→ **Exercise inputs**:
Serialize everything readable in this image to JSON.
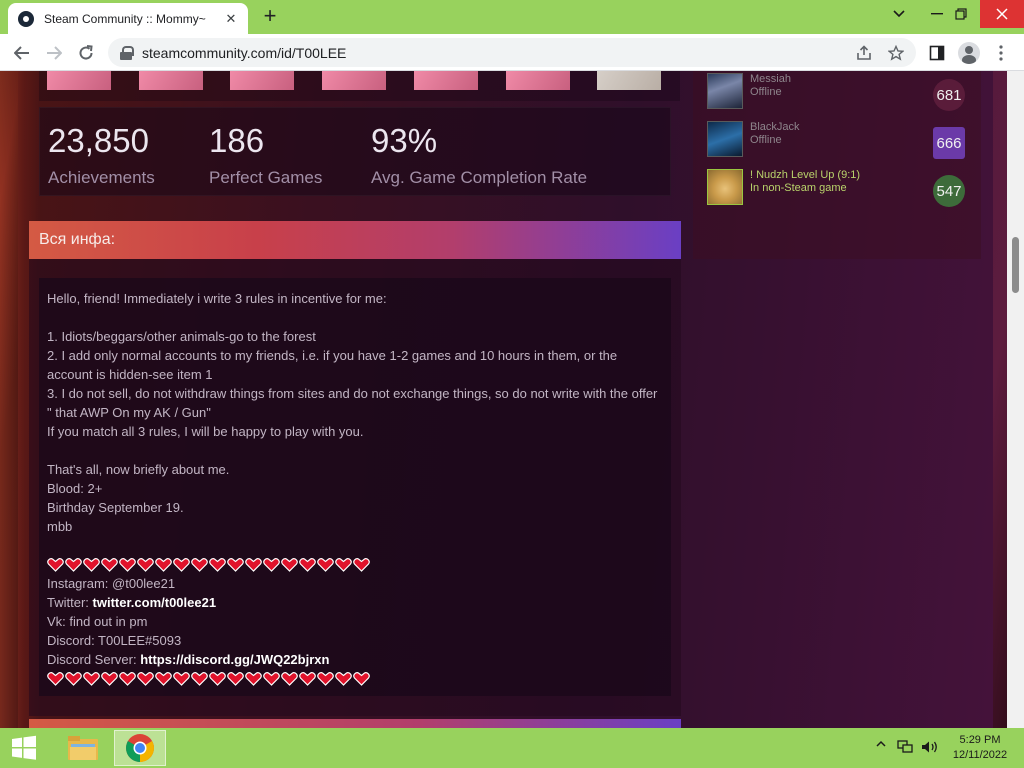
{
  "browser": {
    "tab_title": "Steam Community :: Mommy~",
    "url": "steamcommunity.com/id/T00LEE",
    "new_tab_label": "+",
    "tab_close": "✕"
  },
  "stats": [
    {
      "value": "23,850",
      "label": "Achievements"
    },
    {
      "value": "186",
      "label": "Perfect Games"
    },
    {
      "value": "93%",
      "label": "Avg. Game Completion Rate"
    }
  ],
  "info": {
    "header": "Вся инфа:",
    "lines": {
      "l1": "Hello, friend! Immediately i write 3 rules in incentive for me:",
      "l2": "1. Idiots/beggars/other animals-go to the forest",
      "l3": "2. I add only normal accounts to my friends, i.e. if you have 1-2 games and 10 hours in them, or the account is hidden-see item 1",
      "l4": "3. I do not sell, do not withdraw things from sites and do not exchange things, so do not write with the offer \" that AWP On my AK / Gun\"",
      "l5": "If you match all 3 rules, I will be happy to play with you.",
      "l6": "That's all, now briefly about me.",
      "l7": "Blood: 2+",
      "l8": "Birthday September 19.",
      "l9": "mbb",
      "instagram": "Instagram: @t00lee21",
      "twitter_prefix": "Twitter: ",
      "twitter_link": "twitter.com/t00lee21",
      "vk": "Vk: find out in pm",
      "discord": "Discord: T00LEE#5093",
      "discord_server_prefix": "Discord Server: ",
      "discord_server_link": "https://discord.gg/JWQ22bjrxn"
    },
    "heart_color": "#e0132b"
  },
  "friends": [
    {
      "name": "Messiah",
      "status": "Offline",
      "level": "681",
      "level_color": "#5a1c3a"
    },
    {
      "name": "BlackJack",
      "status": "Offline",
      "level": "666",
      "level_color": "#6b3aa8"
    },
    {
      "name": "! Nudzh Level Up (9:1)",
      "status": "In non-Steam game",
      "level": "547",
      "level_color": "#3d6b3a"
    }
  ],
  "taskbar": {
    "time": "5:29 PM",
    "date": "12/11/2022"
  },
  "colors": {
    "chrome_green": "#98d25d",
    "accent_purple": "#6a3fc4"
  }
}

→ **What the task asks**:
Reproduce the entries exactly. Do not carry over any picture.

→ **Task answer**:
Serialize everything readable in this image to JSON.
{
  "browser": {
    "tab_title": "Steam Community :: Mommy~",
    "url": "steamcommunity.com/id/T00LEE",
    "new_tab_label": "+",
    "tab_close": "✕"
  },
  "stats": [
    {
      "value": "23,850",
      "label": "Achievements"
    },
    {
      "value": "186",
      "label": "Perfect Games"
    },
    {
      "value": "93%",
      "label": "Avg. Game Completion Rate"
    }
  ],
  "info": {
    "header": "Вся инфа:",
    "lines": {
      "l1": "Hello, friend! Immediately i write 3 rules in incentive for me:",
      "l2": "1. Idiots/beggars/other animals-go to the forest",
      "l3": "2. I add only normal accounts to my friends, i.e. if you have 1-2 games and 10 hours in them, or the account is hidden-see item 1",
      "l4": "3. I do not sell, do not withdraw things from sites and do not exchange things, so do not write with the offer \" that AWP On my AK / Gun\"",
      "l5": "If you match all 3 rules, I will be happy to play with you.",
      "l6": "That's all, now briefly about me.",
      "l7": "Blood: 2+",
      "l8": "Birthday September 19.",
      "l9": "mbb",
      "instagram": "Instagram: @t00lee21",
      "twitter_prefix": "Twitter: ",
      "twitter_link": "twitter.com/t00lee21",
      "vk": "Vk: find out in pm",
      "discord": "Discord: T00LEE#5093",
      "discord_server_prefix": "Discord Server: ",
      "discord_server_link": "https://discord.gg/JWQ22bjrxn"
    },
    "heart_color": "#e0132b"
  },
  "friends": [
    {
      "name": "Messiah",
      "status": "Offline",
      "level": "681",
      "level_color": "#5a1c3a"
    },
    {
      "name": "BlackJack",
      "status": "Offline",
      "level": "666",
      "level_color": "#6b3aa8"
    },
    {
      "name": "! Nudzh Level Up (9:1)",
      "status": "In non-Steam game",
      "level": "547",
      "level_color": "#3d6b3a"
    }
  ],
  "taskbar": {
    "time": "5:29 PM",
    "date": "12/11/2022"
  },
  "colors": {
    "chrome_green": "#98d25d",
    "accent_purple": "#6a3fc4"
  }
}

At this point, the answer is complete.